• _What the exercise asks_
Output all lines exactly, with nothing added or dropped.

Saved entries:
## Begin

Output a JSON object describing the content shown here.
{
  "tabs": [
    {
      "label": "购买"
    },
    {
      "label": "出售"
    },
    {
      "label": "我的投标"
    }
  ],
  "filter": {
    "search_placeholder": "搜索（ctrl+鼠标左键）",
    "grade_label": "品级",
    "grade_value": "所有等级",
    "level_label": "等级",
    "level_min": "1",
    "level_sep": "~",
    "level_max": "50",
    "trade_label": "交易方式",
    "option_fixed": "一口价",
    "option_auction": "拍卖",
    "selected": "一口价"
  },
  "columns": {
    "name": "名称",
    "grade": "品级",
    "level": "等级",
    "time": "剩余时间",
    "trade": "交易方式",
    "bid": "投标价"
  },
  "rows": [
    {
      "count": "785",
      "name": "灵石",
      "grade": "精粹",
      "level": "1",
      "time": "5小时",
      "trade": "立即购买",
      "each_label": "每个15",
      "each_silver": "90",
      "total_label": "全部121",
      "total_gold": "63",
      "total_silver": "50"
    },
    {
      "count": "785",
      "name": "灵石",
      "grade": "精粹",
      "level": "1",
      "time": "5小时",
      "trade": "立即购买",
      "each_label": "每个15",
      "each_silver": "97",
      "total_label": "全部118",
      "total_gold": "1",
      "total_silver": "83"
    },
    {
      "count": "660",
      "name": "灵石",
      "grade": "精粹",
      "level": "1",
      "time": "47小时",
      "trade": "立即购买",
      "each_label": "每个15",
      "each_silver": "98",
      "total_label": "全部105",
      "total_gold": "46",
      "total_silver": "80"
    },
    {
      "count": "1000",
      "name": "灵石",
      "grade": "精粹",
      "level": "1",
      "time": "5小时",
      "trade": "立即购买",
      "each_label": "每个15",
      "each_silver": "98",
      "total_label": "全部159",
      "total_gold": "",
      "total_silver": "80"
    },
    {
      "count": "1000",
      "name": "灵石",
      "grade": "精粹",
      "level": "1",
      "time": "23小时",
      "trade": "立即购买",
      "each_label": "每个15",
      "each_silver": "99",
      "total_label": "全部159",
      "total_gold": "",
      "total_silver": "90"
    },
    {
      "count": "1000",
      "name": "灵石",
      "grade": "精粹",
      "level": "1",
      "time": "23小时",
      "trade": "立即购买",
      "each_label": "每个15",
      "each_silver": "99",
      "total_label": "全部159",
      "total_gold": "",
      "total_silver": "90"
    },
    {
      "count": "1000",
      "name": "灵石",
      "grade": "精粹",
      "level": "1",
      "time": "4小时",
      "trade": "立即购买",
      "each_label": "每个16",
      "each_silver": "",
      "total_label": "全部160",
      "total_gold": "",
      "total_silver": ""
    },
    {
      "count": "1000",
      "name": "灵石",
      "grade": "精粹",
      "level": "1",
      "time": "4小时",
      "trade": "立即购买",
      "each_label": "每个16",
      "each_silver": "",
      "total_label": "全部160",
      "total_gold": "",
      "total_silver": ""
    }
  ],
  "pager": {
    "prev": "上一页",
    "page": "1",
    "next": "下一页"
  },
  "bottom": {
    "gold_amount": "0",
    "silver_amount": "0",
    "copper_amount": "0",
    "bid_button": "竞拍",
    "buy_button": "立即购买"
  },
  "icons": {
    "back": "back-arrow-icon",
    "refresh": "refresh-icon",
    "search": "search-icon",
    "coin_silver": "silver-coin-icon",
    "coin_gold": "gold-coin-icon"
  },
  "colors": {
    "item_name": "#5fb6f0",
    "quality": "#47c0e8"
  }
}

## End

• _Exercise answer_
Output a JSON object describing the content shown here.
{
  "tabs": [
    {
      "label": "购买"
    },
    {
      "label": "出售"
    },
    {
      "label": "我的投标"
    }
  ],
  "filter": {
    "search_placeholder": "搜索（ctrl+鼠标左键）",
    "grade_label": "品级",
    "grade_value": "所有等级",
    "level_label": "等级",
    "level_min": "1",
    "level_sep": "~",
    "level_max": "50",
    "trade_label": "交易方式",
    "option_fixed": "一口价",
    "option_auction": "拍卖",
    "selected": "一口价"
  },
  "columns": {
    "name": "名称",
    "grade": "品级",
    "level": "等级",
    "time": "剩余时间",
    "trade": "交易方式",
    "bid": "投标价"
  },
  "rows": [
    {
      "count": "785",
      "name": "灵石",
      "grade": "精粹",
      "level": "1",
      "time": "5小时",
      "trade": "立即购买",
      "each_label": "每个15",
      "each_silver": "90",
      "total_label": "全部121",
      "total_gold": "63",
      "total_silver": "50"
    },
    {
      "count": "785",
      "name": "灵石",
      "grade": "精粹",
      "level": "1",
      "time": "5小时",
      "trade": "立即购买",
      "each_label": "每个15",
      "each_silver": "97",
      "total_label": "全部118",
      "total_gold": "1",
      "total_silver": "83"
    },
    {
      "count": "660",
      "name": "灵石",
      "grade": "精粹",
      "level": "1",
      "time": "47小时",
      "trade": "立即购买",
      "each_label": "每个15",
      "each_silver": "98",
      "total_label": "全部105",
      "total_gold": "46",
      "total_silver": "80"
    },
    {
      "count": "1000",
      "name": "灵石",
      "grade": "精粹",
      "level": "1",
      "time": "5小时",
      "trade": "立即购买",
      "each_label": "每个15",
      "each_silver": "98",
      "total_label": "全部159",
      "total_gold": "",
      "total_silver": "80"
    },
    {
      "count": "1000",
      "name": "灵石",
      "grade": "精粹",
      "level": "1",
      "time": "23小时",
      "trade": "立即购买",
      "each_label": "每个15",
      "each_silver": "99",
      "total_label": "全部159",
      "total_gold": "",
      "total_silver": "90"
    },
    {
      "count": "1000",
      "name": "灵石",
      "grade": "精粹",
      "level": "1",
      "time": "23小时",
      "trade": "立即购买",
      "each_label": "每个15",
      "each_silver": "99",
      "total_label": "全部159",
      "total_gold": "",
      "total_silver": "90"
    },
    {
      "count": "1000",
      "name": "灵石",
      "grade": "精粹",
      "level": "1",
      "time": "4小时",
      "trade": "立即购买",
      "each_label": "每个16",
      "each_silver": "",
      "total_label": "全部160",
      "total_gold": "",
      "total_silver": ""
    },
    {
      "count": "1000",
      "name": "灵石",
      "grade": "精粹",
      "level": "1",
      "time": "4小时",
      "trade": "立即购买",
      "each_label": "每个16",
      "each_silver": "",
      "total_label": "全部160",
      "total_gold": "",
      "total_silver": ""
    }
  ],
  "pager": {
    "prev": "上一页",
    "page": "1",
    "next": "下一页"
  },
  "bottom": {
    "gold_amount": "0",
    "silver_amount": "0",
    "copper_amount": "0",
    "bid_button": "竞拍",
    "buy_button": "立即购买"
  },
  "icons": {
    "back": "back-arrow-icon",
    "refresh": "refresh-icon",
    "search": "search-icon",
    "coin_silver": "silver-coin-icon",
    "coin_gold": "gold-coin-icon"
  },
  "colors": {
    "item_name": "#5fb6f0",
    "quality": "#47c0e8"
  }
}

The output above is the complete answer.